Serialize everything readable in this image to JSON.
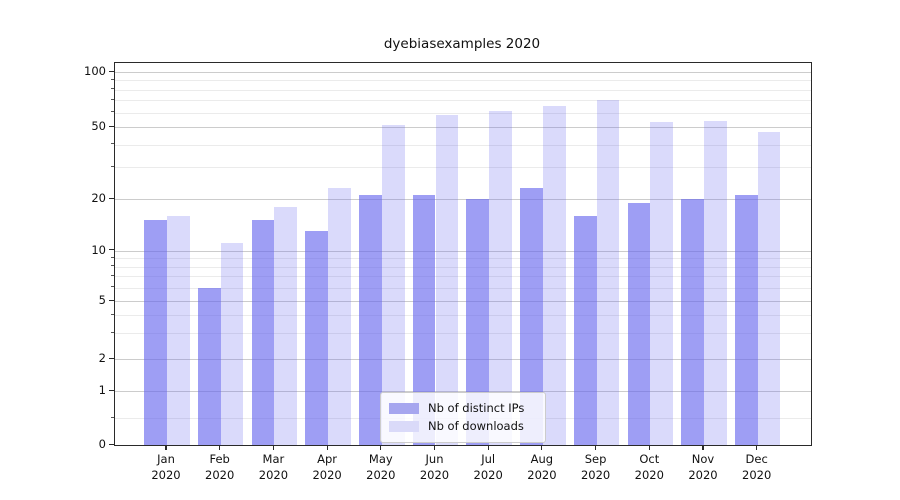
{
  "title": "dyebiasexamples 2020",
  "chart_data": {
    "type": "bar",
    "title": "dyebiasexamples 2020",
    "categories": [
      "Jan",
      "Feb",
      "Mar",
      "Apr",
      "May",
      "Jun",
      "Jul",
      "Aug",
      "Sep",
      "Oct",
      "Nov",
      "Dec"
    ],
    "category_year": "2020",
    "series": [
      {
        "name": "Nb of distinct IPs",
        "values": [
          15,
          6,
          15,
          13,
          21,
          21,
          20,
          23,
          16,
          19,
          20,
          21
        ],
        "fill": "rgba(99,99,237,0.62)",
        "legend_color": "#a6a6ef"
      },
      {
        "name": "Nb of downloads",
        "values": [
          16,
          11,
          18,
          23,
          51,
          58,
          61,
          65,
          70,
          53,
          54,
          47
        ],
        "fill": "rgba(99,99,237,0.235)",
        "legend_color": "#dadaf9"
      }
    ],
    "y_axis": {
      "tick_labels": [
        "100",
        "50",
        "20",
        "10",
        "5",
        "2",
        "1",
        "0"
      ],
      "ticks": [
        100,
        50,
        20,
        10,
        5,
        2,
        1,
        0
      ],
      "minor_gridlines": [
        0.5,
        3,
        4,
        6,
        7,
        8,
        9,
        30,
        40,
        60,
        70,
        80,
        90
      ],
      "ylim": [
        0,
        112
      ],
      "scale": "log-like with ticks 0,1,2,5,10,20,50,100",
      "grid": true
    },
    "legend": {
      "position": "lower center",
      "entries": [
        "Nb of distinct IPs",
        "Nb of downloads"
      ]
    }
  },
  "colors": {
    "bar_base": "#6363ed",
    "major_grid": "#cccccc",
    "minor_grid": "#ebebeb",
    "axis": "#2a2a2a",
    "text": "#111111",
    "legend_border": "#cccccc"
  }
}
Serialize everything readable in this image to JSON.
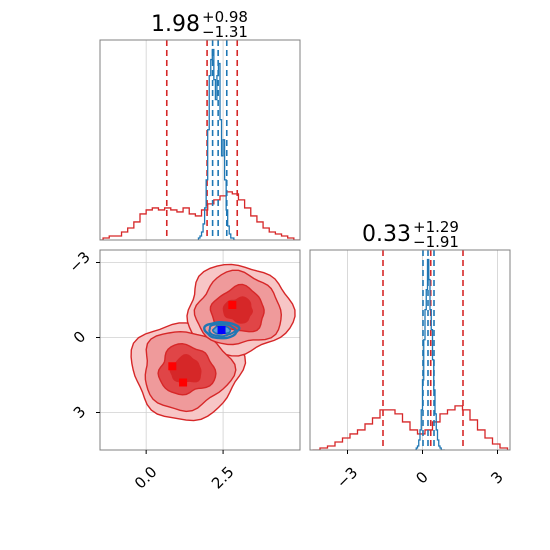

....................

__What to produce__. Collect every line from the records above that contains the word "fill".

__Complete output__.
        "fill": "rgba(99,99,237,0.62)",
        "fill": "rgba(99,99,237,0.235)",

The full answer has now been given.